DATASET ENTRIES -
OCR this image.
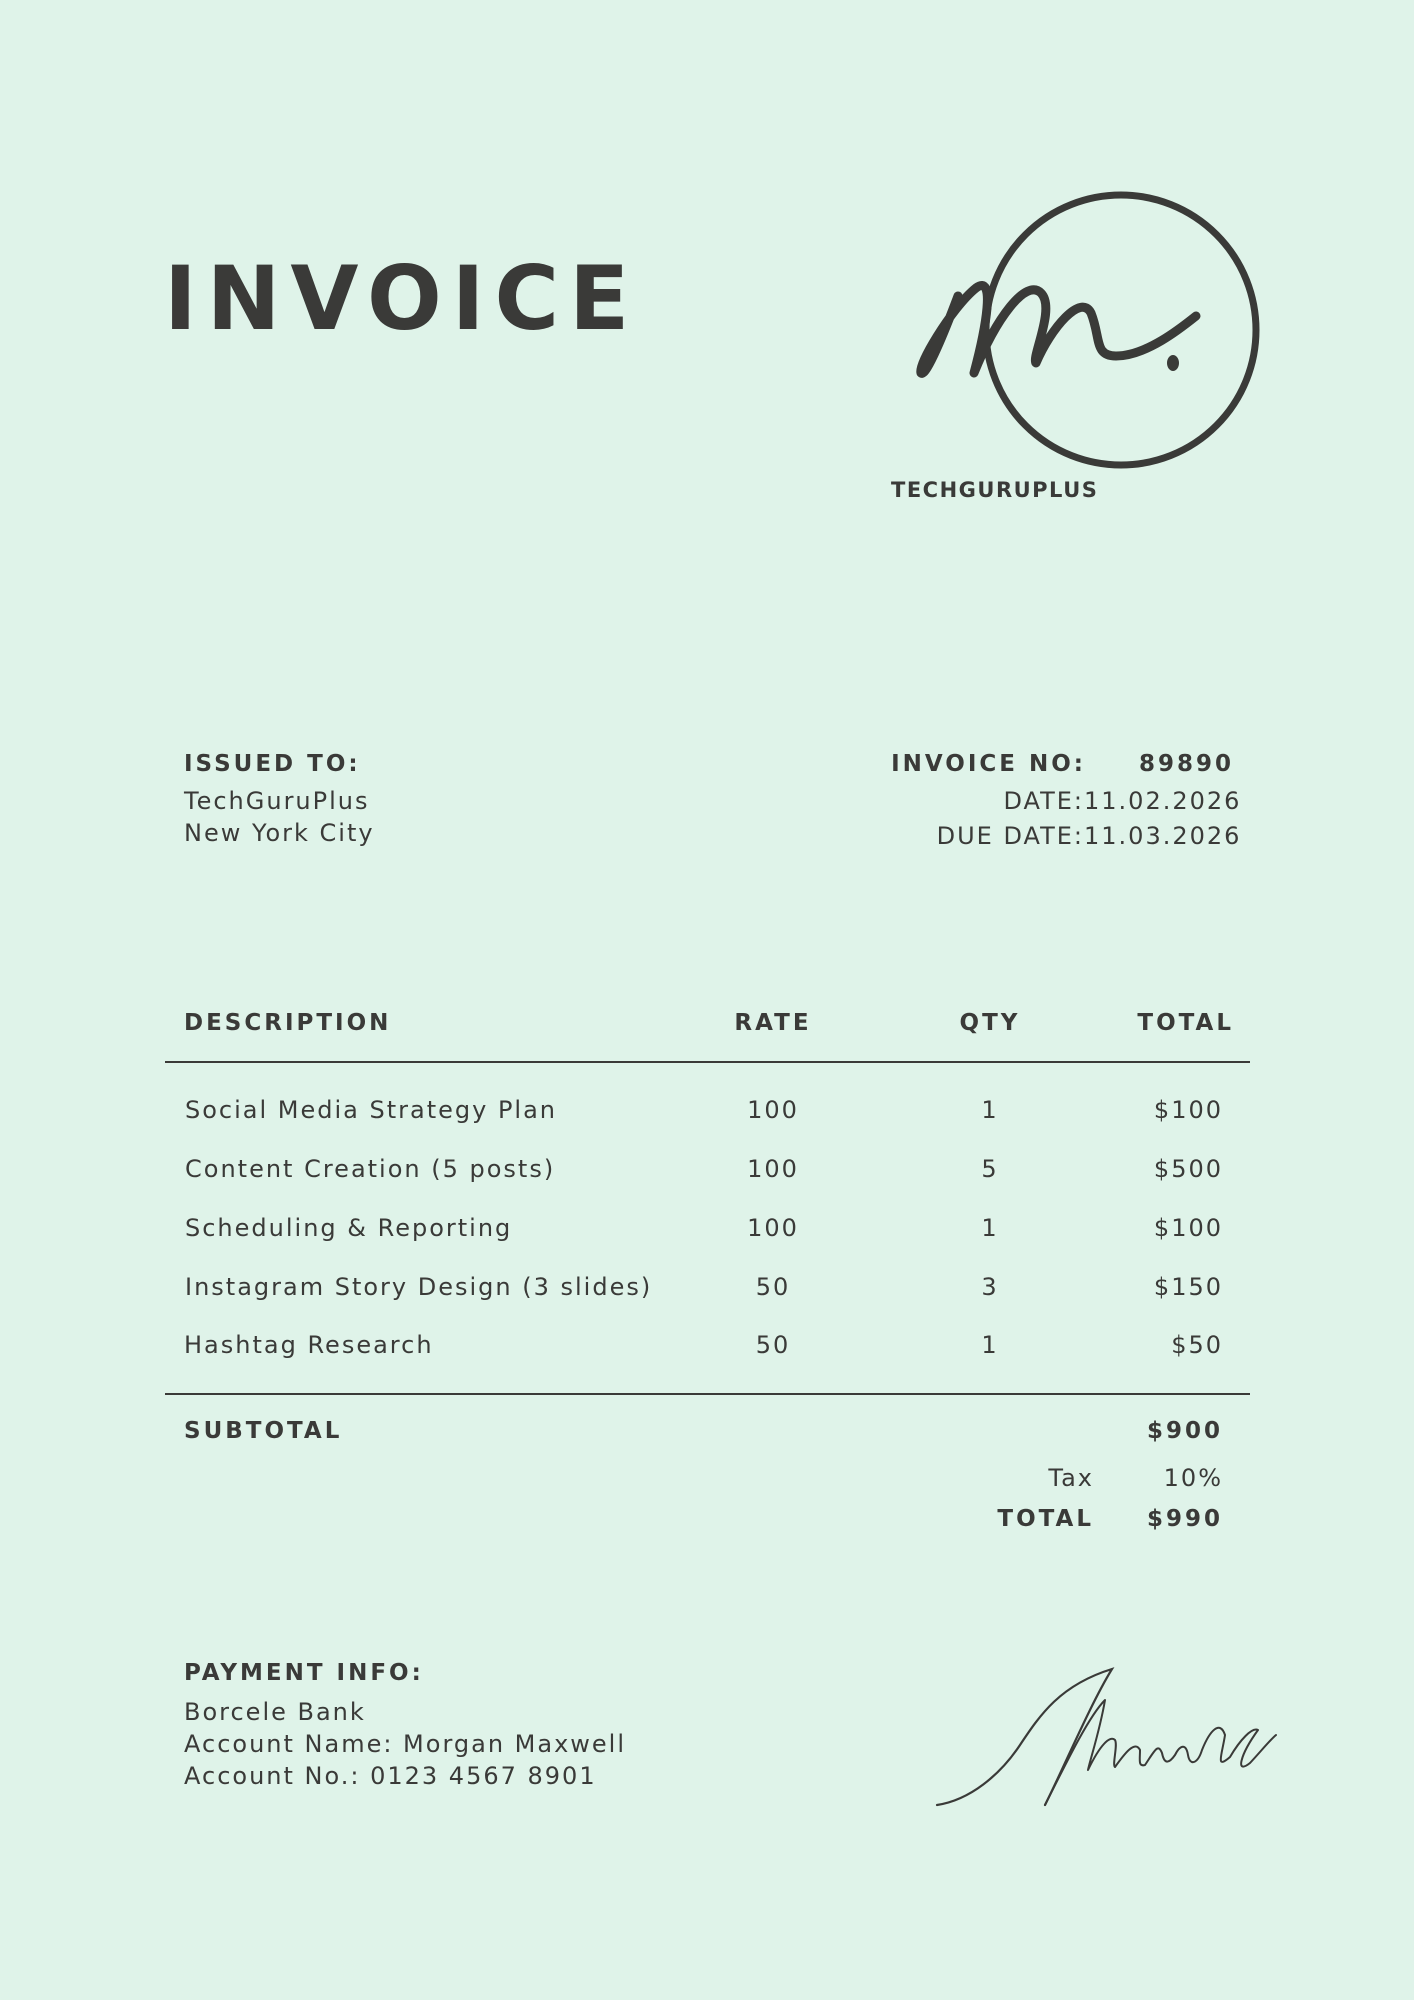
INVOICE
TECHGURUPLUS
ISSUED TO:
TechGuruPlus
New York City
INVOICE NO:	89890
DATE: 11.02.2026
DUE DATE: 11.03.2026
DESCRIPTION	RATE	QTY	TOTAL
Social Media Strategy Plan	100	1	$100
Content Creation (5 posts)	100	5	$500
Scheduling & Reporting	100	1	$100
Instagram Story Design (3 slides)	50	3	$150
Hashtag Research	50	1	$50
SUBTOTAL	$900
Tax	10%
TOTAL $990
PAYMENT INFO:
Borcele Bank
Account Name: Morgan Maxwell
Account No.: 0123 4567 8901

INSTRUCTIONS FOR THE TASK -
All entries are to be retyped exactly. Omit any embedded images.

SOLUTION TO THIS EXERCISE -
OCR this image.
INVOICE
TECHGURUPLUS
ISSUED TO:
TechGuruPlus
New York City
INVOICE NO:	89890
DATE: 11.02.2026
DUE DATE: 11.03.2026
DESCRIPTION	RATE	QTY	TOTAL
Social Media Strategy Plan	100	1	$100
Content Creation (5 posts)	100	5	$500
Scheduling & Reporting	100	1	$100
Instagram Story Design (3 slides)	50	3	$150
Hashtag Research	50	1	$50
SUBTOTAL	$900
Tax	10%
TOTAL $990
PAYMENT INFO:
Borcele Bank
Account Name: Morgan Maxwell
Account No.: 0123 4567 8901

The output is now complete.